Copy the data word for word, keeping every line.

--- SUPPLIED RECORDS ---

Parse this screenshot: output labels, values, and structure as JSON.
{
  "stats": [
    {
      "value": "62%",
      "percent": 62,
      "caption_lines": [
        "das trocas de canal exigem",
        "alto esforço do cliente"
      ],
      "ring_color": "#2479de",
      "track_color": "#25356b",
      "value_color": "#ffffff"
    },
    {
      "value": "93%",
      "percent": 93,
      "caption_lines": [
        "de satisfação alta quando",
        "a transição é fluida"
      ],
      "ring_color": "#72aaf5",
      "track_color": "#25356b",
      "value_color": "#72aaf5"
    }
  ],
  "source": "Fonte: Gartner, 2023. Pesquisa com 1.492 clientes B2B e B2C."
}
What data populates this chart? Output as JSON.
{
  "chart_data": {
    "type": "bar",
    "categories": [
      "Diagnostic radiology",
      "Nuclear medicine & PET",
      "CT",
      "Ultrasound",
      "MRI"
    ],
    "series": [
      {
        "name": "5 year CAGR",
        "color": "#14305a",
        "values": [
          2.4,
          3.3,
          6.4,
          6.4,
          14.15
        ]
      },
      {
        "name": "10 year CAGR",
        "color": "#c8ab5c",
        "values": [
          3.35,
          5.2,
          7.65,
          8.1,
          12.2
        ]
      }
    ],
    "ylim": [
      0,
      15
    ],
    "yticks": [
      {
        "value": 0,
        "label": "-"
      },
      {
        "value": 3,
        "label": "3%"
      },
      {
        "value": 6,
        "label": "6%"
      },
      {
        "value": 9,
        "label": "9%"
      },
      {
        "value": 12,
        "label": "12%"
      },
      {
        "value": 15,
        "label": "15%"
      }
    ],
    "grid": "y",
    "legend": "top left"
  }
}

---

*REPLY*.
Parse this screenshot: output labels, values, and structure as JSON.
{
  "stats": [
    {
      "value": "62%",
      "percent": 62,
      "caption_lines": [
        "das trocas de canal exigem",
        "alto esforço do cliente"
      ],
      "ring_color": "#2479de",
      "track_color": "#25356b",
      "value_color": "#ffffff"
    },
    {
      "value": "93%",
      "percent": 93,
      "caption_lines": [
        "de satisfação alta quando",
        "a transição é fluida"
      ],
      "ring_color": "#72aaf5",
      "track_color": "#25356b",
      "value_color": "#72aaf5"
    }
  ],
  "source": "Fonte: Gartner, 2023. Pesquisa com 1.492 clientes B2B e B2C."
}
What data populates this chart? Output as JSON.
{
  "chart_data": {
    "type": "bar",
    "categories": [
      "Diagnostic radiology",
      "Nuclear medicine & PET",
      "CT",
      "Ultrasound",
      "MRI"
    ],
    "series": [
      {
        "name": "5 year CAGR",
        "color": "#14305a",
        "values": [
          2.4,
          3.3,
          6.4,
          6.4,
          14.15
        ]
      },
      {
        "name": "10 year CAGR",
        "color": "#c8ab5c",
        "values": [
          3.35,
          5.2,
          7.65,
          8.1,
          12.2
        ]
      }
    ],
    "ylim": [
      0,
      15
    ],
    "yticks": [
      {
        "value": 0,
        "label": "-"
      },
      {
        "value": 3,
        "label": "3%"
      },
      {
        "value": 6,
        "label": "6%"
      },
      {
        "value": 9,
        "label": "9%"
      },
      {
        "value": 12,
        "label": "12%"
      },
      {
        "value": 15,
        "label": "15%"
      }
    ],
    "grid": "y",
    "legend": "top left"
  }
}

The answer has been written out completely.